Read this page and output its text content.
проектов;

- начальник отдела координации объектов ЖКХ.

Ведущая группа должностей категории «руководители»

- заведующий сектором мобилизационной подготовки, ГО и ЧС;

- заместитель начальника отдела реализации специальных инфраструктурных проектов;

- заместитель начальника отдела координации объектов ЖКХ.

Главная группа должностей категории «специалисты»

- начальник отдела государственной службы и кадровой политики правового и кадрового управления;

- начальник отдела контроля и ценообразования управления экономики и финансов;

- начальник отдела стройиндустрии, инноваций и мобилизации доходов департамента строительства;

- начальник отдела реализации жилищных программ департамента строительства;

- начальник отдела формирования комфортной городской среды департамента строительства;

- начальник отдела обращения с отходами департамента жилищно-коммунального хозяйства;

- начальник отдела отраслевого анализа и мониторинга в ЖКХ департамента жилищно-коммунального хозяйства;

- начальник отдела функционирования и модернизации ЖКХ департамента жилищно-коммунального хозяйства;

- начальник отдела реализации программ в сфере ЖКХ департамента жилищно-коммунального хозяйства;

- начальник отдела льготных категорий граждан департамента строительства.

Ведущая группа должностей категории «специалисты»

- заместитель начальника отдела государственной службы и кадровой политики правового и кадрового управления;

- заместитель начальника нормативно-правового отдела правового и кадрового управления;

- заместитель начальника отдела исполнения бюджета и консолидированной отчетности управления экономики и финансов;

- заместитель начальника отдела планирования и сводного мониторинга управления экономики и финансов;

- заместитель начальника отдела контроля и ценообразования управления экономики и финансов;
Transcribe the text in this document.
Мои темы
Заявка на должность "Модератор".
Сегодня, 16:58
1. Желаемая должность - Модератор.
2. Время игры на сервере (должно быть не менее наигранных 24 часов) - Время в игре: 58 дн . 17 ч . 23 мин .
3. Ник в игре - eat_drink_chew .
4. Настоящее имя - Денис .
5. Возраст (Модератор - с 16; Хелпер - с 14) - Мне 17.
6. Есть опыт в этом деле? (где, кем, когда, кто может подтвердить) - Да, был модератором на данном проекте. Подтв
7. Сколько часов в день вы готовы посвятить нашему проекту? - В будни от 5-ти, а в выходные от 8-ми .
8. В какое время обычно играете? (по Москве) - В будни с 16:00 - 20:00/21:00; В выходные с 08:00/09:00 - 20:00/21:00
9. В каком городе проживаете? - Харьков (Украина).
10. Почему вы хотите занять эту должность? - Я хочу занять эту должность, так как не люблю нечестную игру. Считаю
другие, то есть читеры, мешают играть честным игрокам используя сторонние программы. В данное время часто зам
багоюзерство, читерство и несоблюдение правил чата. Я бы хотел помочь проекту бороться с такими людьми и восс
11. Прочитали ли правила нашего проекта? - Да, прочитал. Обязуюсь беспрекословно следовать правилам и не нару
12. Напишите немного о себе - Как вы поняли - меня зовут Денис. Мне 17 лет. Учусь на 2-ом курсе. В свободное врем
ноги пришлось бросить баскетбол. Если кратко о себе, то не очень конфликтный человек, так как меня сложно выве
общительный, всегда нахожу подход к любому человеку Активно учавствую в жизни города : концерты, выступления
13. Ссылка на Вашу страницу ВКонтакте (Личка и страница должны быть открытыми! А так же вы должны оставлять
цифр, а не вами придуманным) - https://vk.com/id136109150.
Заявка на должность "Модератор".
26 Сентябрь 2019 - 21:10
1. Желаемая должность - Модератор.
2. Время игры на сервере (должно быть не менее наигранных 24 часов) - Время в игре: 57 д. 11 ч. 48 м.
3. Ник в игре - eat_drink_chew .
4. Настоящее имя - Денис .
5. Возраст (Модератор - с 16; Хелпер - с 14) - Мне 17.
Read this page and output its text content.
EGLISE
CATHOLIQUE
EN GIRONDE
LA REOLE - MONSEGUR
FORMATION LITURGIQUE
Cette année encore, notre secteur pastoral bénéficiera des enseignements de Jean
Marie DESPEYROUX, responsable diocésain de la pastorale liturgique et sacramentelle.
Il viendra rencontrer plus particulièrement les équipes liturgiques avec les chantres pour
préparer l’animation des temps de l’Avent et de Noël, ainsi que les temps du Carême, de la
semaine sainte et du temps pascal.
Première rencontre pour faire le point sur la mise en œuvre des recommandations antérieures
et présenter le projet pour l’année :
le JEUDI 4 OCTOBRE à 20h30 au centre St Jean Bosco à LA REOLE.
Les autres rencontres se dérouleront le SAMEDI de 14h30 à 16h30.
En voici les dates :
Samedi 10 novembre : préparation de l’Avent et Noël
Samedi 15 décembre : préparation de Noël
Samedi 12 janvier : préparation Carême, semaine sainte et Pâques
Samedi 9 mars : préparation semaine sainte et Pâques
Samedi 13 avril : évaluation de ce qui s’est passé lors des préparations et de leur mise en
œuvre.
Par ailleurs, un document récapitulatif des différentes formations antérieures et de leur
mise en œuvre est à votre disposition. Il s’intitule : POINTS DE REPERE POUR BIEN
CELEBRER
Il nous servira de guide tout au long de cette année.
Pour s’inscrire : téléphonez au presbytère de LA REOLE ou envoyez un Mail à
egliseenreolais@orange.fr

- WRITTEN EXERCISE:
Type the material above out again, exactly.

- EXERCISE OUTPUT:
Read this page and output its text content.
проектов;

- начальник отдела координации объектов ЖКХ.

Ведущая группа должностей категории «руководители»

- заведующий сектором мобилизационной подготовки, ГО и ЧС;

- заместитель начальника отдела реализации специальных инфраструктурных проектов;

- заместитель начальника отдела координации объектов ЖКХ.

Главная группа должностей категории «специалисты»

- начальник отдела государственной службы и кадровой политики правового и кадрового управления;

- начальник отдела контроля и ценообразования управления экономики и финансов;

- начальник отдела стройиндустрии, инноваций и мобилизации доходов департамента строительства;

- начальник отдела реализации жилищных программ департамента строительства;

- начальник отдела формирования комфортной городской среды департамента строительства;

- начальник отдела обращения с отходами департамента жилищно-коммунального хозяйства;

- начальник отдела отраслевого анализа и мониторинга в ЖКХ департамента жилищно-коммунального хозяйства;

- начальник отдела функционирования и модернизации ЖКХ департамента жилищно-коммунального хозяйства;

- начальник отдела реализации программ в сфере ЖКХ департамента жилищно-коммунального хозяйства;

- начальник отдела льготных категорий граждан департамента строительства.

Ведущая группа должностей категории «специалисты»

- заместитель начальника отдела государственной службы и кадровой политики правового и кадрового управления;

- заместитель начальника нормативно-правового отдела правового и кадрового управления;

- заместитель начальника отдела исполнения бюджета и консолидированной отчетности управления экономики и финансов;

- заместитель начальника отдела планирования и сводного мониторинга управления экономики и финансов;

- заместитель начальника отдела контроля и ценообразования управления экономики и финансов;
Transcribe the text in this document.
Мои темы
Заявка на должность "Модератор".
Сегодня, 16:58
1. Желаемая должность - Модератор.
2. Время игры на сервере (должно быть не менее наигранных 24 часов) - Время в игре: 58 дн . 17 ч . 23 мин .
3. Ник в игре - eat_drink_chew .
4. Настоящее имя - Денис .
5. Возраст (Модератор - с 16; Хелпер - с 14) - Мне 17.
6. Есть опыт в этом деле? (где, кем, когда, кто может подтвердить) - Да, был модератором на данном проекте. Подтв
7. Сколько часов в день вы готовы посвятить нашему проекту? - В будни от 5-ти, а в выходные от 8-ми .
8. В какое время обычно играете? (по Москве) - В будни с 16:00 - 20:00/21:00; В выходные с 08:00/09:00 - 20:00/21:00
9. В каком городе проживаете? - Харьков (Украина).
10. Почему вы хотите занять эту должность? - Я хочу занять эту должность, так как не люблю нечестную игру. Считаю
другие, то есть читеры, мешают играть честным игрокам используя сторонние программы. В данное время часто зам
багоюзерство, читерство и несоблюдение правил чата. Я бы хотел помочь проекту бороться с такими людьми и восс
11. Прочитали ли правила нашего проекта? - Да, прочитал. Обязуюсь беспрекословно следовать правилам и не нару
12. Напишите немного о себе - Как вы поняли - меня зовут Денис. Мне 17 лет. Учусь на 2-ом курсе. В свободное врем
ноги пришлось бросить баскетбол. Если кратко о себе, то не очень конфликтный человек, так как меня сложно выве
общительный, всегда нахожу подход к любому человеку Активно учавствую в жизни города : концерты, выступления
13. Ссылка на Вашу страницу ВКонтакте (Личка и страница должны быть открытыми! А так же вы должны оставлять
цифр, а не вами придуманным) - https://vk.com/id136109150.
Заявка на должность "Модератор".
26 Сентябрь 2019 - 21:10
1. Желаемая должность - Модератор.
2. Время игры на сервере (должно быть не менее наигранных 24 часов) - Время в игре: 57 д. 11 ч. 48 м.
3. Ник в игре - eat_drink_chew .
4. Настоящее имя - Денис .
5. Возраст (Модератор - с 16; Хелпер - с 14) - Мне 17.
Read this page and output its text content.
EGLISE
CATHOLIQUE
EN GIRONDE
LA REOLE - MONSEGUR
FORMATION LITURGIQUE
Cette année encore, notre secteur pastoral bénéficiera des enseignements de Jean
Marie DESPEYROUX, responsable diocésain de la pastorale liturgique et sacramentelle.
Il viendra rencontrer plus particulièrement les équipes liturgiques avec les chantres pour
préparer l’animation des temps de l’Avent et de Noël, ainsi que les temps du Carême, de la
semaine sainte et du temps pascal.
Première rencontre pour faire le point sur la mise en œuvre des recommandations antérieures
et présenter le projet pour l’année :
le JEUDI 4 OCTOBRE à 20h30 au centre St Jean Bosco à LA REOLE.
Les autres rencontres se dérouleront le SAMEDI de 14h30 à 16h30.
En voici les dates :
Samedi 10 novembre : préparation de l’Avent et Noël
Samedi 15 décembre : préparation de Noël
Samedi 12 janvier : préparation Carême, semaine sainte et Pâques
Samedi 9 mars : préparation semaine sainte et Pâques
Samedi 13 avril : évaluation de ce qui s’est passé lors des préparations et de leur mise en
œuvre.
Par ailleurs, un document récapitulatif des différentes formations antérieures et de leur
mise en œuvre est à votre disposition. Il s’intitule : POINTS DE REPERE POUR BIEN
CELEBRER
Il nous servira de guide tout au long de cette année.
Pour s’inscrire : téléphonez au presbytère de LA REOLE ou envoyez un Mail à
egliseenreolais@orange.fr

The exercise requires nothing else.